■ **Written task**
Go through the listing below and gather every line with the word "JSON".

■ **Records provided**
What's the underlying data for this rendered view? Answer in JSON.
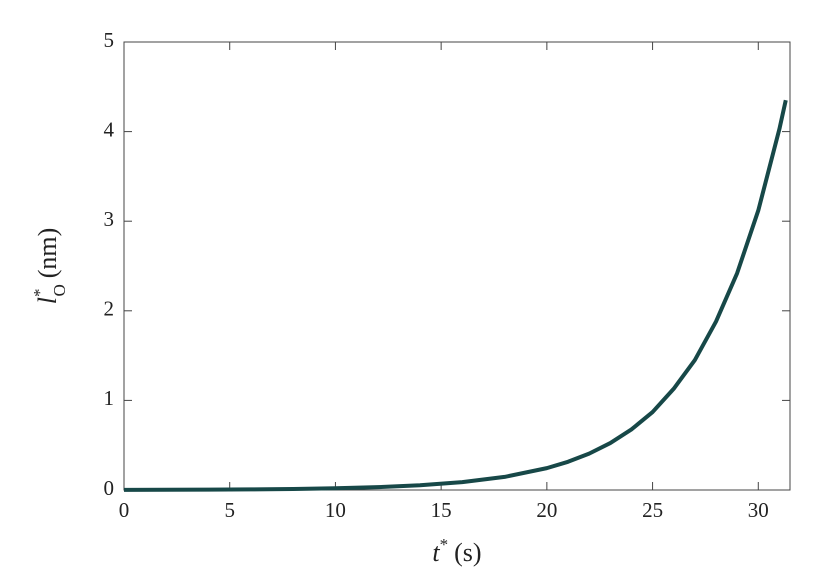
{
  "chart_data": {
    "type": "line",
    "xlabel": {
      "base": "t",
      "sup": "*",
      "rest": "(s)"
    },
    "ylabel": {
      "base": "l",
      "sup": "*",
      "sub": "O",
      "rest": "(nm)"
    },
    "x": [
      0,
      2,
      4,
      6,
      8,
      10,
      12,
      14,
      16,
      18,
      20,
      21,
      22,
      23,
      24,
      25,
      26,
      27,
      28,
      29,
      30,
      31,
      31.3
    ],
    "series": [
      {
        "color": "#174848",
        "values": [
          0.001,
          0.0025,
          0.004,
          0.007,
          0.011,
          0.019,
          0.032,
          0.053,
          0.088,
          0.146,
          0.244,
          0.315,
          0.406,
          0.524,
          0.676,
          0.87,
          1.13,
          1.45,
          1.88,
          2.42,
          3.12,
          4.03,
          4.35
        ]
      }
    ],
    "xlim": [
      0,
      31.5
    ],
    "ylim": [
      0,
      5
    ],
    "xticks": [
      0,
      5,
      10,
      15,
      20,
      25,
      30
    ],
    "yticks": [
      0,
      1,
      2,
      3,
      4,
      5
    ],
    "grid": false
  }
}
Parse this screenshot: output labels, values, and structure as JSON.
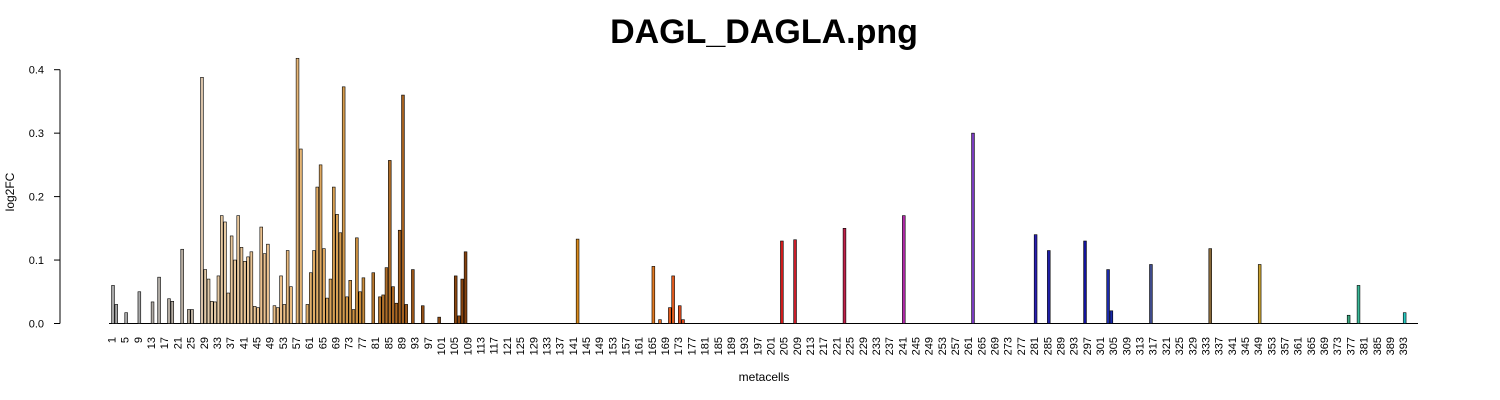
{
  "chart_data": {
    "type": "bar",
    "title": "DAGL_DAGLA.png",
    "xlabel": "metacells",
    "ylabel": "log2FC",
    "ylim": [
      0,
      0.42
    ],
    "yticks": [
      "0.0",
      "0.1",
      "0.2",
      "0.3",
      "0.4"
    ],
    "ytick_values": [
      0,
      0.1,
      0.2,
      0.3,
      0.4
    ],
    "n_categories": 395,
    "x_tick_labels": [
      "1",
      "5",
      "9",
      "13",
      "17",
      "21",
      "25",
      "29",
      "33",
      "37",
      "41",
      "45",
      "49",
      "53",
      "57",
      "61",
      "65",
      "69",
      "73",
      "77",
      "81",
      "85",
      "89",
      "93",
      "97",
      "101",
      "105",
      "109",
      "113",
      "117",
      "121",
      "125",
      "129",
      "133",
      "137",
      "141",
      "145",
      "149",
      "153",
      "157",
      "161",
      "165",
      "169",
      "173",
      "177",
      "181",
      "185",
      "189",
      "193",
      "197",
      "201",
      "205",
      "209",
      "213",
      "217",
      "221",
      "225",
      "229",
      "233",
      "237",
      "241",
      "245",
      "249",
      "253",
      "257",
      "261",
      "265",
      "269",
      "273",
      "277",
      "281",
      "285",
      "289",
      "293",
      "297",
      "301",
      "305",
      "309",
      "313",
      "317",
      "321",
      "325",
      "329",
      "333",
      "337",
      "341",
      "345",
      "349",
      "353",
      "357",
      "361",
      "365",
      "369",
      "373",
      "377",
      "381",
      "385",
      "389",
      "393"
    ],
    "bars": [
      {
        "x": 1,
        "value": 0.06,
        "color": "#a8a8a8"
      },
      {
        "x": 2,
        "value": 0.03,
        "color": "#a8a8a8"
      },
      {
        "x": 5,
        "value": 0.017,
        "color": "#a8a8a8"
      },
      {
        "x": 9,
        "value": 0.05,
        "color": "#a8a8a8"
      },
      {
        "x": 13,
        "value": 0.034,
        "color": "#b0aba5"
      },
      {
        "x": 15,
        "value": 0.073,
        "color": "#b0aba5"
      },
      {
        "x": 18,
        "value": 0.039,
        "color": "#b5ada3"
      },
      {
        "x": 19,
        "value": 0.035,
        "color": "#b5ada3"
      },
      {
        "x": 22,
        "value": 0.117,
        "color": "#b8aea2"
      },
      {
        "x": 24,
        "value": 0.022,
        "color": "#bcb0a0"
      },
      {
        "x": 25,
        "value": 0.022,
        "color": "#bcb0a0"
      },
      {
        "x": 28,
        "value": 0.388,
        "color": "#d9c2a8"
      },
      {
        "x": 29,
        "value": 0.085,
        "color": "#e2c9a7"
      },
      {
        "x": 30,
        "value": 0.07,
        "color": "#e2c9a7"
      },
      {
        "x": 31,
        "value": 0.035,
        "color": "#e2c9a7"
      },
      {
        "x": 32,
        "value": 0.034,
        "color": "#e2c9a7"
      },
      {
        "x": 33,
        "value": 0.075,
        "color": "#e6c9a2"
      },
      {
        "x": 34,
        "value": 0.17,
        "color": "#e6c9a2"
      },
      {
        "x": 35,
        "value": 0.16,
        "color": "#e6c9a2"
      },
      {
        "x": 36,
        "value": 0.048,
        "color": "#e8c79c"
      },
      {
        "x": 37,
        "value": 0.138,
        "color": "#e8c79c"
      },
      {
        "x": 38,
        "value": 0.1,
        "color": "#e8c79c"
      },
      {
        "x": 39,
        "value": 0.17,
        "color": "#e8c79c"
      },
      {
        "x": 40,
        "value": 0.12,
        "color": "#eac596"
      },
      {
        "x": 41,
        "value": 0.098,
        "color": "#eac596"
      },
      {
        "x": 42,
        "value": 0.105,
        "color": "#eac596"
      },
      {
        "x": 43,
        "value": 0.113,
        "color": "#eac596"
      },
      {
        "x": 44,
        "value": 0.027,
        "color": "#eac596"
      },
      {
        "x": 45,
        "value": 0.025,
        "color": "#ebc290"
      },
      {
        "x": 46,
        "value": 0.152,
        "color": "#ebc290"
      },
      {
        "x": 47,
        "value": 0.11,
        "color": "#ebc290"
      },
      {
        "x": 48,
        "value": 0.125,
        "color": "#ebc290"
      },
      {
        "x": 50,
        "value": 0.028,
        "color": "#ebbf88"
      },
      {
        "x": 51,
        "value": 0.025,
        "color": "#ebbf88"
      },
      {
        "x": 52,
        "value": 0.075,
        "color": "#ebbf88"
      },
      {
        "x": 53,
        "value": 0.03,
        "color": "#ebbf88"
      },
      {
        "x": 54,
        "value": 0.115,
        "color": "#e9bb80"
      },
      {
        "x": 55,
        "value": 0.058,
        "color": "#e9bb80"
      },
      {
        "x": 57,
        "value": 0.418,
        "color": "#e6b676"
      },
      {
        "x": 58,
        "value": 0.275,
        "color": "#e6b676"
      },
      {
        "x": 60,
        "value": 0.03,
        "color": "#e2b06c"
      },
      {
        "x": 61,
        "value": 0.08,
        "color": "#e2b06c"
      },
      {
        "x": 62,
        "value": 0.115,
        "color": "#e0ac66"
      },
      {
        "x": 63,
        "value": 0.215,
        "color": "#e0ac66"
      },
      {
        "x": 64,
        "value": 0.25,
        "color": "#dea860"
      },
      {
        "x": 65,
        "value": 0.118,
        "color": "#dea860"
      },
      {
        "x": 66,
        "value": 0.04,
        "color": "#dba45a"
      },
      {
        "x": 67,
        "value": 0.07,
        "color": "#dba45a"
      },
      {
        "x": 68,
        "value": 0.215,
        "color": "#d8a054"
      },
      {
        "x": 69,
        "value": 0.172,
        "color": "#d8a054"
      },
      {
        "x": 70,
        "value": 0.143,
        "color": "#d49b4e"
      },
      {
        "x": 71,
        "value": 0.373,
        "color": "#d49b4e"
      },
      {
        "x": 72,
        "value": 0.042,
        "color": "#d09648"
      },
      {
        "x": 73,
        "value": 0.068,
        "color": "#d09648"
      },
      {
        "x": 74,
        "value": 0.022,
        "color": "#cc9142"
      },
      {
        "x": 75,
        "value": 0.135,
        "color": "#cc9142"
      },
      {
        "x": 76,
        "value": 0.05,
        "color": "#c78b3c"
      },
      {
        "x": 77,
        "value": 0.072,
        "color": "#c78b3c"
      },
      {
        "x": 80,
        "value": 0.08,
        "color": "#b87830"
      },
      {
        "x": 82,
        "value": 0.042,
        "color": "#b3722b"
      },
      {
        "x": 83,
        "value": 0.045,
        "color": "#b3722b"
      },
      {
        "x": 84,
        "value": 0.088,
        "color": "#ae6c27"
      },
      {
        "x": 85,
        "value": 0.257,
        "color": "#ae6c27"
      },
      {
        "x": 86,
        "value": 0.058,
        "color": "#a96623"
      },
      {
        "x": 87,
        "value": 0.032,
        "color": "#a96623"
      },
      {
        "x": 88,
        "value": 0.147,
        "color": "#a4601f"
      },
      {
        "x": 89,
        "value": 0.36,
        "color": "#a4601f"
      },
      {
        "x": 90,
        "value": 0.03,
        "color": "#9f5b1c"
      },
      {
        "x": 92,
        "value": 0.085,
        "color": "#9a5619"
      },
      {
        "x": 95,
        "value": 0.028,
        "color": "#955117"
      },
      {
        "x": 100,
        "value": 0.01,
        "color": "#8f4c14"
      },
      {
        "x": 105,
        "value": 0.075,
        "color": "#8a4711"
      },
      {
        "x": 106,
        "value": 0.012,
        "color": "#8a4711"
      },
      {
        "x": 107,
        "value": 0.07,
        "color": "#86430f"
      },
      {
        "x": 108,
        "value": 0.113,
        "color": "#86430f"
      },
      {
        "x": 142,
        "value": 0.133,
        "color": "#d98a1c"
      },
      {
        "x": 165,
        "value": 0.09,
        "color": "#e07a24"
      },
      {
        "x": 167,
        "value": 0.006,
        "color": "#e06a22"
      },
      {
        "x": 170,
        "value": 0.025,
        "color": "#e05a1e"
      },
      {
        "x": 171,
        "value": 0.075,
        "color": "#e05a1e"
      },
      {
        "x": 173,
        "value": 0.028,
        "color": "#dd4a1c"
      },
      {
        "x": 174,
        "value": 0.006,
        "color": "#dd4a1c"
      },
      {
        "x": 204,
        "value": 0.13,
        "color": "#d01b1b"
      },
      {
        "x": 208,
        "value": 0.132,
        "color": "#c81d2a"
      },
      {
        "x": 223,
        "value": 0.15,
        "color": "#c0204a"
      },
      {
        "x": 241,
        "value": 0.17,
        "color": "#b02aa8"
      },
      {
        "x": 262,
        "value": 0.3,
        "color": "#7a3bbf"
      },
      {
        "x": 281,
        "value": 0.14,
        "color": "#2a1fb0"
      },
      {
        "x": 285,
        "value": 0.115,
        "color": "#1f1fa8"
      },
      {
        "x": 296,
        "value": 0.13,
        "color": "#14149a"
      },
      {
        "x": 303,
        "value": 0.085,
        "color": "#1a2aa8"
      },
      {
        "x": 304,
        "value": 0.02,
        "color": "#1a2aa8"
      },
      {
        "x": 316,
        "value": 0.093,
        "color": "#3e4a8a"
      },
      {
        "x": 334,
        "value": 0.118,
        "color": "#8a6a3a"
      },
      {
        "x": 349,
        "value": 0.093,
        "color": "#c8a030"
      },
      {
        "x": 376,
        "value": 0.013,
        "color": "#3aa880"
      },
      {
        "x": 379,
        "value": 0.06,
        "color": "#3ab898"
      },
      {
        "x": 393,
        "value": 0.017,
        "color": "#28c8c0"
      }
    ]
  }
}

■ **Expected answer**
What's the underlying data for this rendered view? Answer in JSON.
Parse this screenshot: output labels, values, and structure as JSON.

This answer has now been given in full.